== Record excerpts ==
** BEGIN **
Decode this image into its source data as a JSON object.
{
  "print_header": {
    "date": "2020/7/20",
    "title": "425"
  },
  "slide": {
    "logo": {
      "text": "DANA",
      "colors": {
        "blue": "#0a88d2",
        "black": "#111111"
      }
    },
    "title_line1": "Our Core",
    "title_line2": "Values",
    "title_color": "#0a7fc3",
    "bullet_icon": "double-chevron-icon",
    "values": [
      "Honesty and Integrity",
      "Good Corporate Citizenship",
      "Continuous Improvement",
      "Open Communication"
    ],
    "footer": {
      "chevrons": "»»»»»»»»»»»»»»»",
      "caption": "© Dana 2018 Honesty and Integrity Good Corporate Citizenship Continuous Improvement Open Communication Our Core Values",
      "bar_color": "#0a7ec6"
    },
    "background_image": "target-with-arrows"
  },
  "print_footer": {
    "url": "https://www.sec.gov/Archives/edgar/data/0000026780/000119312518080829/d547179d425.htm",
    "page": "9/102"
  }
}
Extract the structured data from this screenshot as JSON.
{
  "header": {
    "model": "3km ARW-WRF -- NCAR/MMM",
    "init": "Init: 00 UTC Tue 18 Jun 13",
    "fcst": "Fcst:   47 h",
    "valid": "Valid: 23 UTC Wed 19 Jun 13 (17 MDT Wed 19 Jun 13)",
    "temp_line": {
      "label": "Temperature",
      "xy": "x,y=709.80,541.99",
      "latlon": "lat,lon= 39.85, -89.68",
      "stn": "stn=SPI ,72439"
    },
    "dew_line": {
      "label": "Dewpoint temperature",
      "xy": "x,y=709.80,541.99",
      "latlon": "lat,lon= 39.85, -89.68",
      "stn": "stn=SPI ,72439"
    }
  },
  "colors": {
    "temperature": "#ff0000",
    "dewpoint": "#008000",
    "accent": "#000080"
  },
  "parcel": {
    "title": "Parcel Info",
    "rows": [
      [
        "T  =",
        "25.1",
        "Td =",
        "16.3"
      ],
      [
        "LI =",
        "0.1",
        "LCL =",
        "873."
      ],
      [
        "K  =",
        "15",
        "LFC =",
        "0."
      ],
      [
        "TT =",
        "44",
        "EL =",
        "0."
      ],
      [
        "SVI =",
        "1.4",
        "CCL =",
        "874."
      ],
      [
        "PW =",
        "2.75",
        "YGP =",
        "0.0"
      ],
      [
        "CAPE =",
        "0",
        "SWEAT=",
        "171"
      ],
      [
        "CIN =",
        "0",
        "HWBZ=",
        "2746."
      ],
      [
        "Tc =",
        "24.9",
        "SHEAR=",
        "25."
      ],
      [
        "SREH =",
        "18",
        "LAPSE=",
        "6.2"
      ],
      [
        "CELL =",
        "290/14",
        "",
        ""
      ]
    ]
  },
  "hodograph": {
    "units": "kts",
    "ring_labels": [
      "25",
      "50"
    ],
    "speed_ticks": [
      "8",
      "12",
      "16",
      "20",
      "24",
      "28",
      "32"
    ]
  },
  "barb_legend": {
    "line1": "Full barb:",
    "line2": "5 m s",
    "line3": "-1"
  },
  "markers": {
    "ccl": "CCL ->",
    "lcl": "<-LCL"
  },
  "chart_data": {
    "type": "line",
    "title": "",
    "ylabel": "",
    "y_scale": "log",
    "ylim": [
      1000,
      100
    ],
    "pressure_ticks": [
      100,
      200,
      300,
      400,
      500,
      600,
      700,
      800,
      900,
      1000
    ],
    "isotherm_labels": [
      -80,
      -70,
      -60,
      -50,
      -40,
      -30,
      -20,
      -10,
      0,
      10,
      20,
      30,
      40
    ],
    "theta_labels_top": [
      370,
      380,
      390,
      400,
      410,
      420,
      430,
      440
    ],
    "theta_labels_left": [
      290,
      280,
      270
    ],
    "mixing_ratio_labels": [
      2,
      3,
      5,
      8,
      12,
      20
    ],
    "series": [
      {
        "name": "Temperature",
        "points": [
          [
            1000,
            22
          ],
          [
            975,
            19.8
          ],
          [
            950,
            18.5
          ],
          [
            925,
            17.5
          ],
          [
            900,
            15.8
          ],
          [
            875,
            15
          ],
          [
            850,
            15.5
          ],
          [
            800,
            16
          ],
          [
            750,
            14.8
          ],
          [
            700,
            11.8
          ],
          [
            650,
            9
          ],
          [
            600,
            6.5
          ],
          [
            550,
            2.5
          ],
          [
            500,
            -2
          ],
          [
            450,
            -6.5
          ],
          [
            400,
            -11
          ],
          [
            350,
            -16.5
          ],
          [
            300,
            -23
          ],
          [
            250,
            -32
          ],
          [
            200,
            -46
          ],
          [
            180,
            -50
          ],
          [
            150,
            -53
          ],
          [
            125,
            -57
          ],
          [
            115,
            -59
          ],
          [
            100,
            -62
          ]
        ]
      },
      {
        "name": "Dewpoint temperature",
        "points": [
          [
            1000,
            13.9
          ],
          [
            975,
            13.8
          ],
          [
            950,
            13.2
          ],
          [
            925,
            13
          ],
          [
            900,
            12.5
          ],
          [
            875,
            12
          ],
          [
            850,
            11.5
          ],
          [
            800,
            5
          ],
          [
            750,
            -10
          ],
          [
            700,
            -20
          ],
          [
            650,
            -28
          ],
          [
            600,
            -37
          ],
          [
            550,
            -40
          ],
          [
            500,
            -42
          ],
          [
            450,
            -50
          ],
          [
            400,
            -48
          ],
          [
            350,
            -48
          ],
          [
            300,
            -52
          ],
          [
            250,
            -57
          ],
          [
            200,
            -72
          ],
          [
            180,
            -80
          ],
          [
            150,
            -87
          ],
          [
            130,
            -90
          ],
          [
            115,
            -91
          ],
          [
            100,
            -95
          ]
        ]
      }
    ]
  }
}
** END **
== Work to be completed ==
All of the data needs to be printed once more, exactly.

== Result of this exercise ==
Decode this image into its source data as a JSON object.
{
  "print_header": {
    "date": "2020/7/20",
    "title": "425"
  },
  "slide": {
    "logo": {
      "text": "DANA",
      "colors": {
        "blue": "#0a88d2",
        "black": "#111111"
      }
    },
    "title_line1": "Our Core",
    "title_line2": "Values",
    "title_color": "#0a7fc3",
    "bullet_icon": "double-chevron-icon",
    "values": [
      "Honesty and Integrity",
      "Good Corporate Citizenship",
      "Continuous Improvement",
      "Open Communication"
    ],
    "footer": {
      "chevrons": "»»»»»»»»»»»»»»»",
      "caption": "© Dana 2018 Honesty and Integrity Good Corporate Citizenship Continuous Improvement Open Communication Our Core Values",
      "bar_color": "#0a7ec6"
    },
    "background_image": "target-with-arrows"
  },
  "print_footer": {
    "url": "https://www.sec.gov/Archives/edgar/data/0000026780/000119312518080829/d547179d425.htm",
    "page": "9/102"
  }
}
Extract the structured data from this screenshot as JSON.
{
  "header": {
    "model": "3km ARW-WRF -- NCAR/MMM",
    "init": "Init: 00 UTC Tue 18 Jun 13",
    "fcst": "Fcst:   47 h",
    "valid": "Valid: 23 UTC Wed 19 Jun 13 (17 MDT Wed 19 Jun 13)",
    "temp_line": {
      "label": "Temperature",
      "xy": "x,y=709.80,541.99",
      "latlon": "lat,lon= 39.85, -89.68",
      "stn": "stn=SPI ,72439"
    },
    "dew_line": {
      "label": "Dewpoint temperature",
      "xy": "x,y=709.80,541.99",
      "latlon": "lat,lon= 39.85, -89.68",
      "stn": "stn=SPI ,72439"
    }
  },
  "colors": {
    "temperature": "#ff0000",
    "dewpoint": "#008000",
    "accent": "#000080"
  },
  "parcel": {
    "title": "Parcel Info",
    "rows": [
      [
        "T  =",
        "25.1",
        "Td =",
        "16.3"
      ],
      [
        "LI =",
        "0.1",
        "LCL =",
        "873."
      ],
      [
        "K  =",
        "15",
        "LFC =",
        "0."
      ],
      [
        "TT =",
        "44",
        "EL =",
        "0."
      ],
      [
        "SVI =",
        "1.4",
        "CCL =",
        "874."
      ],
      [
        "PW =",
        "2.75",
        "YGP =",
        "0.0"
      ],
      [
        "CAPE =",
        "0",
        "SWEAT=",
        "171"
      ],
      [
        "CIN =",
        "0",
        "HWBZ=",
        "2746."
      ],
      [
        "Tc =",
        "24.9",
        "SHEAR=",
        "25."
      ],
      [
        "SREH =",
        "18",
        "LAPSE=",
        "6.2"
      ],
      [
        "CELL =",
        "290/14",
        "",
        ""
      ]
    ]
  },
  "hodograph": {
    "units": "kts",
    "ring_labels": [
      "25",
      "50"
    ],
    "speed_ticks": [
      "8",
      "12",
      "16",
      "20",
      "24",
      "28",
      "32"
    ]
  },
  "barb_legend": {
    "line1": "Full barb:",
    "line2": "5 m s",
    "line3": "-1"
  },
  "markers": {
    "ccl": "CCL ->",
    "lcl": "<-LCL"
  },
  "chart_data": {
    "type": "line",
    "title": "",
    "ylabel": "",
    "y_scale": "log",
    "ylim": [
      1000,
      100
    ],
    "pressure_ticks": [
      100,
      200,
      300,
      400,
      500,
      600,
      700,
      800,
      900,
      1000
    ],
    "isotherm_labels": [
      -80,
      -70,
      -60,
      -50,
      -40,
      -30,
      -20,
      -10,
      0,
      10,
      20,
      30,
      40
    ],
    "theta_labels_top": [
      370,
      380,
      390,
      400,
      410,
      420,
      430,
      440
    ],
    "theta_labels_left": [
      290,
      280,
      270
    ],
    "mixing_ratio_labels": [
      2,
      3,
      5,
      8,
      12,
      20
    ],
    "series": [
      {
        "name": "Temperature",
        "points": [
          [
            1000,
            22
          ],
          [
            975,
            19.8
          ],
          [
            950,
            18.5
          ],
          [
            925,
            17.5
          ],
          [
            900,
            15.8
          ],
          [
            875,
            15
          ],
          [
            850,
            15.5
          ],
          [
            800,
            16
          ],
          [
            750,
            14.8
          ],
          [
            700,
            11.8
          ],
          [
            650,
            9
          ],
          [
            600,
            6.5
          ],
          [
            550,
            2.5
          ],
          [
            500,
            -2
          ],
          [
            450,
            -6.5
          ],
          [
            400,
            -11
          ],
          [
            350,
            -16.5
          ],
          [
            300,
            -23
          ],
          [
            250,
            -32
          ],
          [
            200,
            -46
          ],
          [
            180,
            -50
          ],
          [
            150,
            -53
          ],
          [
            125,
            -57
          ],
          [
            115,
            -59
          ],
          [
            100,
            -62
          ]
        ]
      },
      {
        "name": "Dewpoint temperature",
        "points": [
          [
            1000,
            13.9
          ],
          [
            975,
            13.8
          ],
          [
            950,
            13.2
          ],
          [
            925,
            13
          ],
          [
            900,
            12.5
          ],
          [
            875,
            12
          ],
          [
            850,
            11.5
          ],
          [
            800,
            5
          ],
          [
            750,
            -10
          ],
          [
            700,
            -20
          ],
          [
            650,
            -28
          ],
          [
            600,
            -37
          ],
          [
            550,
            -40
          ],
          [
            500,
            -42
          ],
          [
            450,
            -50
          ],
          [
            400,
            -48
          ],
          [
            350,
            -48
          ],
          [
            300,
            -52
          ],
          [
            250,
            -57
          ],
          [
            200,
            -72
          ],
          [
            180,
            -80
          ],
          [
            150,
            -87
          ],
          [
            130,
            -90
          ],
          [
            115,
            -91
          ],
          [
            100,
            -95
          ]
        ]
      }
    ]
  }
}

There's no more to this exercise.